Exercise details –
Please retype the data in full and exactly; the pictures are not part of the copy.
** start of Data supplied **
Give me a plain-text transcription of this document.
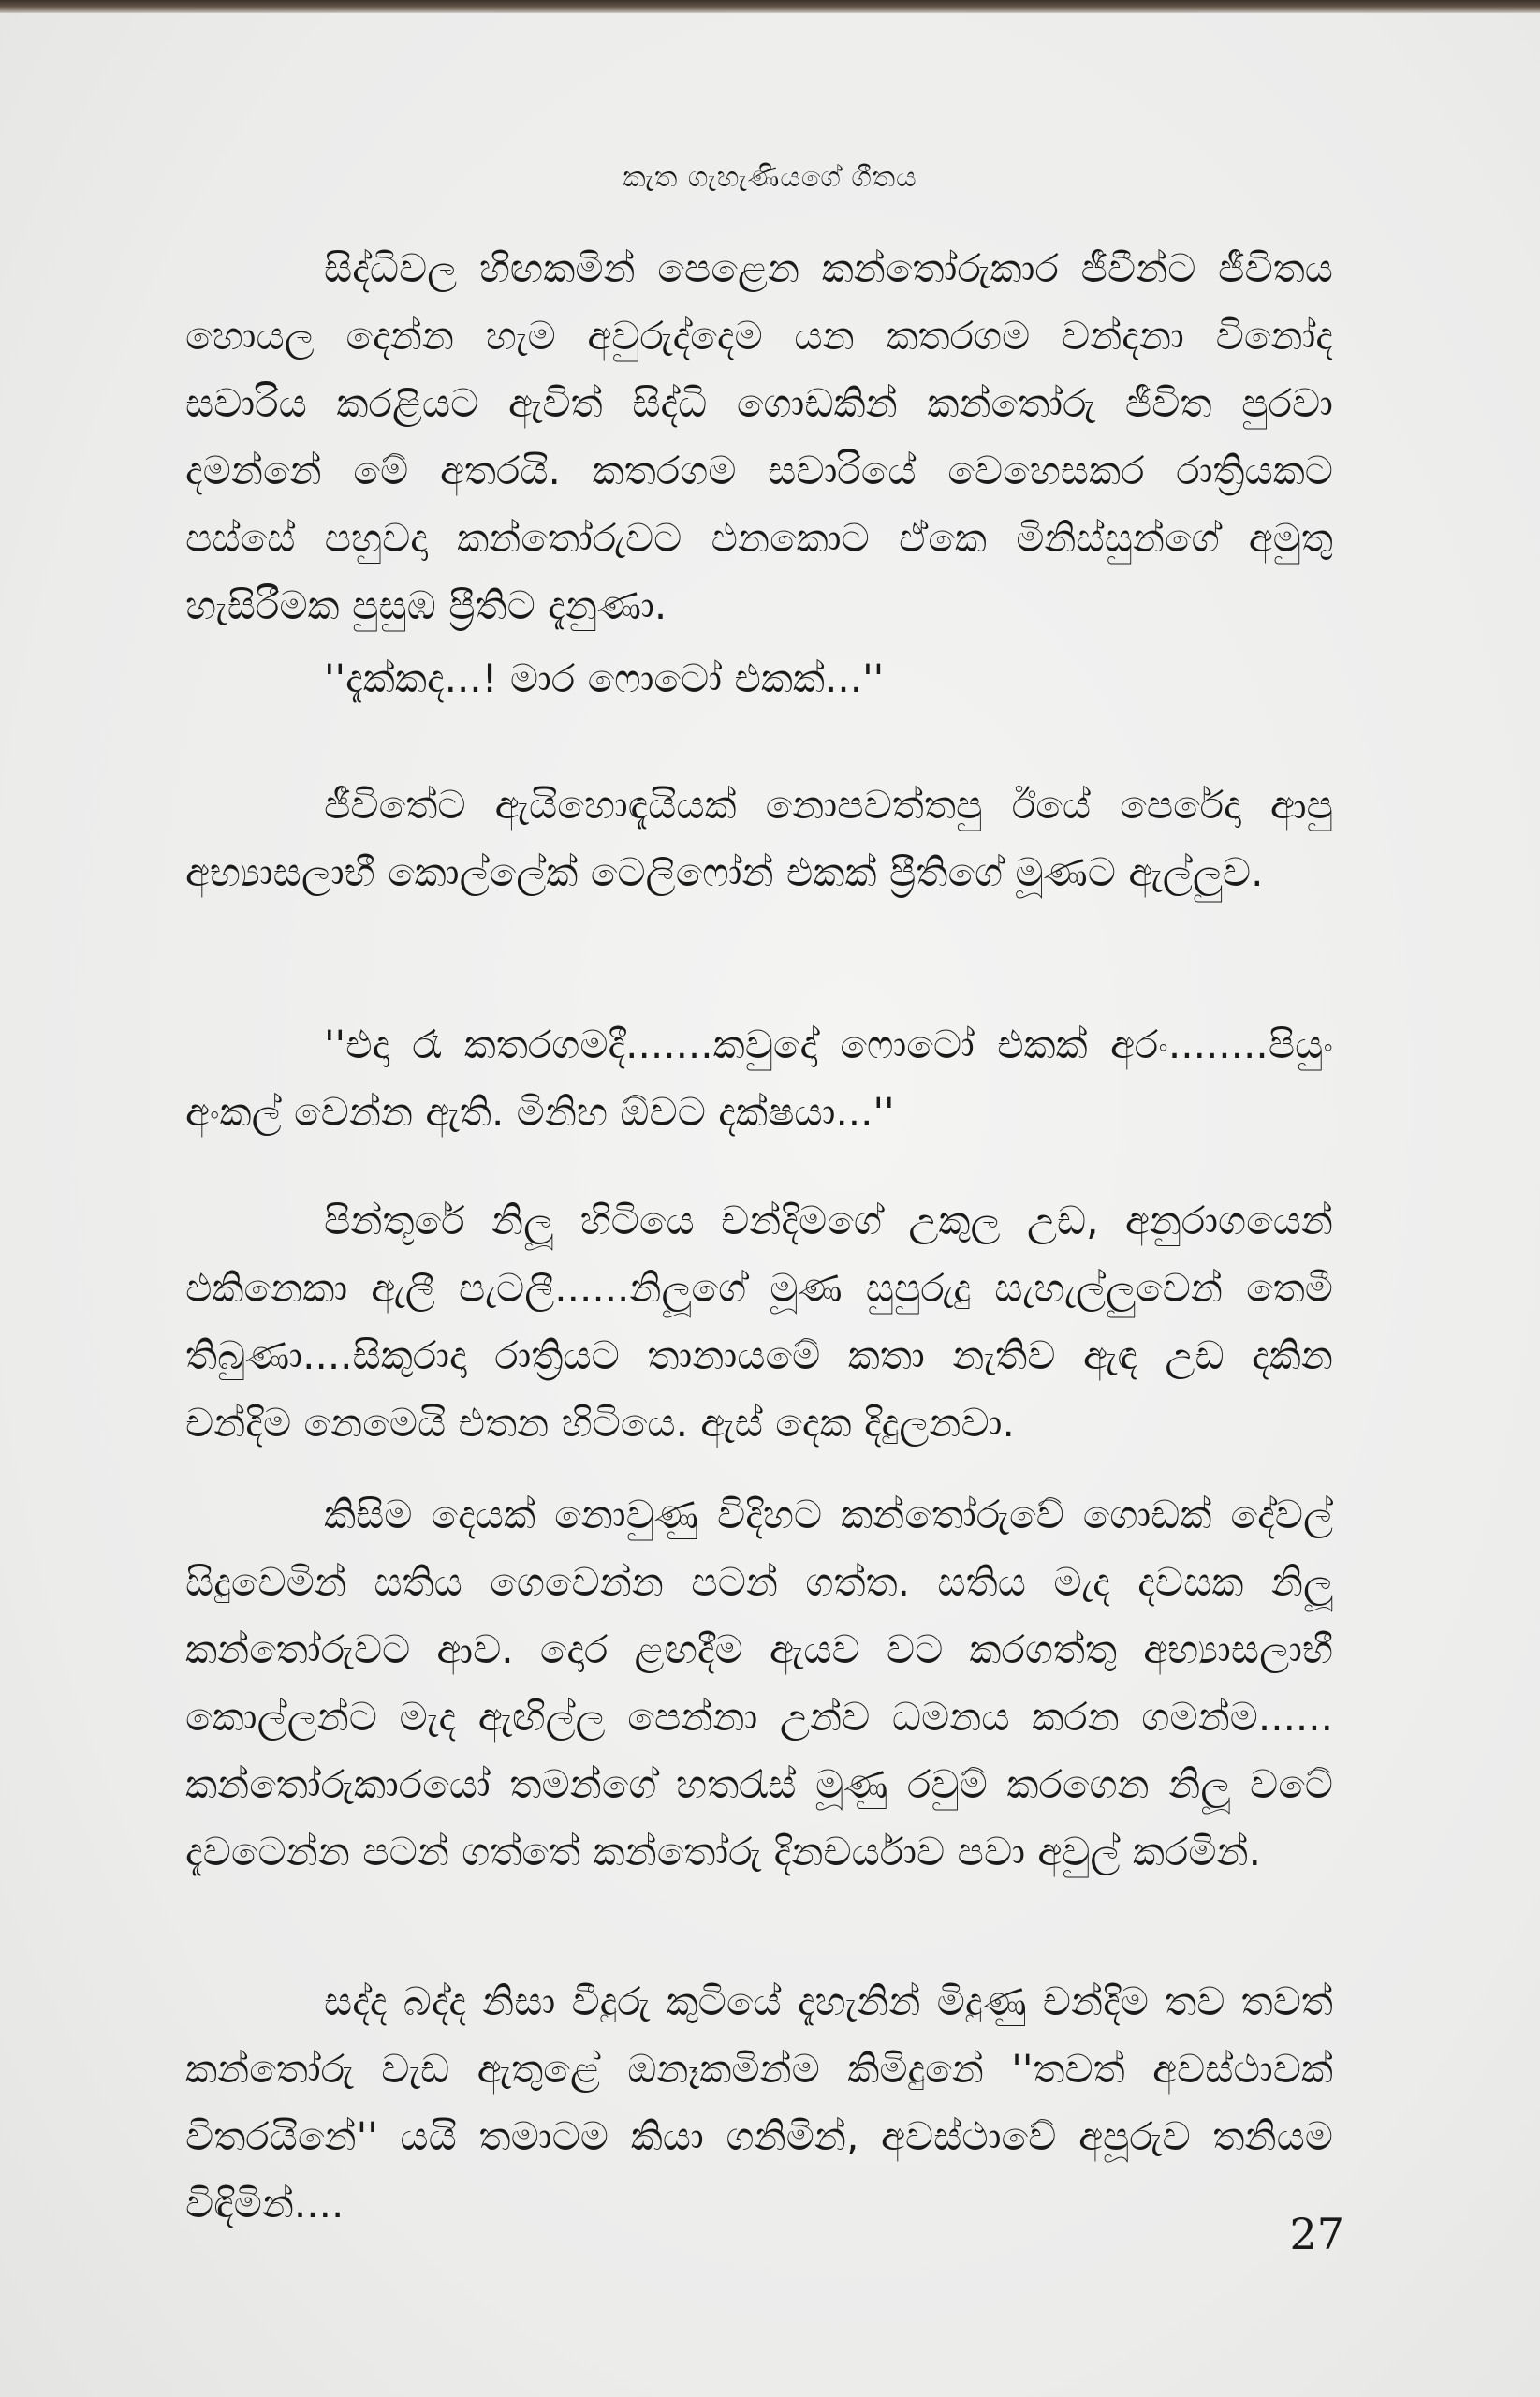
කැත ගැහැණියගේ ගීතය

සිද්ධිවල හිඟකමින් පෙළෙන කන්තෝරුකාර ජීවීන්ට ජීවිතය හොයල දෙන්න හැම අවුරුද්දෙම යන කතරගම වන්දනා විනෝද සවාරිය කරළියට ඇවිත් සිද්ධි ගොඩකින් කන්තෝරු ජීවිත පුරවා දමන්නේ මේ අතරයි. කතරගම සවාරියේ වෙහෙසකර රාත්‍රියකට පස්සේ පහුවදා කන්තෝරුවට එනකොට ඒකෙ මිනිස්සුන්ගේ අමුතු හැසිරීමක පුසුඹ ප්‍රීතිට දැනුණා.

''දැක්කද...! මාර ෆොටෝ එකක්...''

ජීවිතේට ඇයිහොඳැයියක් නොපවත්තපු ඊයේ පෙරේදා ආපු අභ්‍යාසලාභී කොල්ලේක් ටෙලිෆෝන් එකක් ප්‍රීතිගේ මූණට ඇල්ලුව.

''එදා රෑ කතරගමදී.......කවුදෝ ෆොටෝ එකක් අරං........පියුං අංකල් වෙන්න ඇති. මිනිහ ඕවට දක්ෂයා...''

පින්තූරේ නිලූ හිටියෙ චන්දිමගේ උකුල උඩ, අනුරාගයෙන් එකිනෙකා ඇලී පැටලී......නිලූගේ මූණ සුපුරුදු සැහැල්ලුවෙන් තෙමී තිබුණා....සිකුරාදා රාත්‍රියට තානායමේ කතා නැතිව ඇඳ උඩ දකින චන්දිම නෙමෙයි එතන හිටියෙ. ඇස් දෙක දිදුලනවා.

කිසිම දෙයක් නොවුණු විදිහට කන්තෝරුවේ ගොඩක් දේවල් සිදුවෙමින් සතිය ගෙවෙන්න පටන් ගත්ත. සතිය මැද දවසක නිලූ කන්තෝරුවට ආව. දොර ළඟදීම ඇයව වට කරගත්තු අභ්‍යාසලාභී කොල්ලන්ට මැද ඇඟිල්ල පෙන්නා උන්ව ධමනය කරන ගමන්ම...... කන්තෝරුකාරයෝ තමන්ගේ හතරැස් මූණු රවුම් කරගෙන නිලූ වටේ දැවටෙන්න පටන් ගත්තේ කන්තෝරු දිනචර්යාව පවා අවුල් කරමින්.

සද්ද බද්ද නිසා වීදුරු කුටියේ දැහැනින් මිදුණු චන්දිම තව තවත් කන්තෝරු වැඩ ඇතුළේ ඔනෑකමින්ම කිමිදුනේ ''තවත් අවස්ථාවක් විතරයිනේ'' යයි තමාටම කියා ගනිමින්, අවස්ථාවේ අපූරුව තනියම විඳිමින්....

27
** end of Data supplied **
Response to the exercise –
Give me a plain-text transcription of this document.
කැත ගැහැණියගේ ගීතය

සිද්ධිවල හිඟකමින් පෙළෙන කන්තෝරුකාර ජීවීන්ට ජීවිතය හොයල දෙන්න හැම අවුරුද්දෙම යන කතරගම වන්දනා විනෝද සවාරිය කරළියට ඇවිත් සිද්ධි ගොඩකින් කන්තෝරු ජීවිත පුරවා දමන්නේ මේ අතරයි. කතරගම සවාරියේ වෙහෙසකර රාත්‍රියකට පස්සේ පහුවදා කන්තෝරුවට එනකොට ඒකෙ මිනිස්සුන්ගේ අමුතු හැසිරීමක පුසුඹ ප්‍රීතිට දැනුණා.

''දැක්කද...! මාර ෆොටෝ එකක්...''

ජීවිතේට ඇයිහොඳැයියක් නොපවත්තපු ඊයේ පෙරේදා ආපු අභ්‍යාසලාභී කොල්ලේක් ටෙලිෆෝන් එකක් ප්‍රීතිගේ මූණට ඇල්ලුව.

''එදා රෑ කතරගමදී.......කවුදෝ ෆොටෝ එකක් අරං........පියුං අංකල් වෙන්න ඇති. මිනිහ ඕවට දක්ෂයා...''

පින්තූරේ නිලූ හිටියෙ චන්දිමගේ උකුල උඩ, අනුරාගයෙන් එකිනෙකා ඇලී පැටලී......නිලූගේ මූණ සුපුරුදු සැහැල්ලුවෙන් තෙමී තිබුණා....සිකුරාදා රාත්‍රියට තානායමේ කතා නැතිව ඇඳ උඩ දකින චන්දිම නෙමෙයි එතන හිටියෙ. ඇස් දෙක දිදුලනවා.

කිසිම දෙයක් නොවුණු විදිහට කන්තෝරුවේ ගොඩක් දේවල් සිදුවෙමින් සතිය ගෙවෙන්න පටන් ගත්ත. සතිය මැද දවසක නිලූ කන්තෝරුවට ආව. දොර ළඟදීම ඇයව වට කරගත්තු අභ්‍යාසලාභී කොල්ලන්ට මැද ඇඟිල්ල පෙන්නා උන්ව ධමනය කරන ගමන්ම...... කන්තෝරුකාරයෝ තමන්ගේ හතරැස් මූණු රවුම් කරගෙන නිලූ වටේ දැවටෙන්න පටන් ගත්තේ කන්තෝරු දිනචර්යාව පවා අවුල් කරමින්.

සද්ද බද්ද නිසා වීදුරු කුටියේ දැහැනින් මිදුණු චන්දිම තව තවත් කන්තෝරු වැඩ ඇතුළේ ඔනෑකමින්ම කිමිදුනේ ''තවත් අවස්ථාවක් විතරයිනේ'' යයි තමාටම කියා ගනිමින්, අවස්ථාවේ අපූරුව තනියම විඳිමින්....

27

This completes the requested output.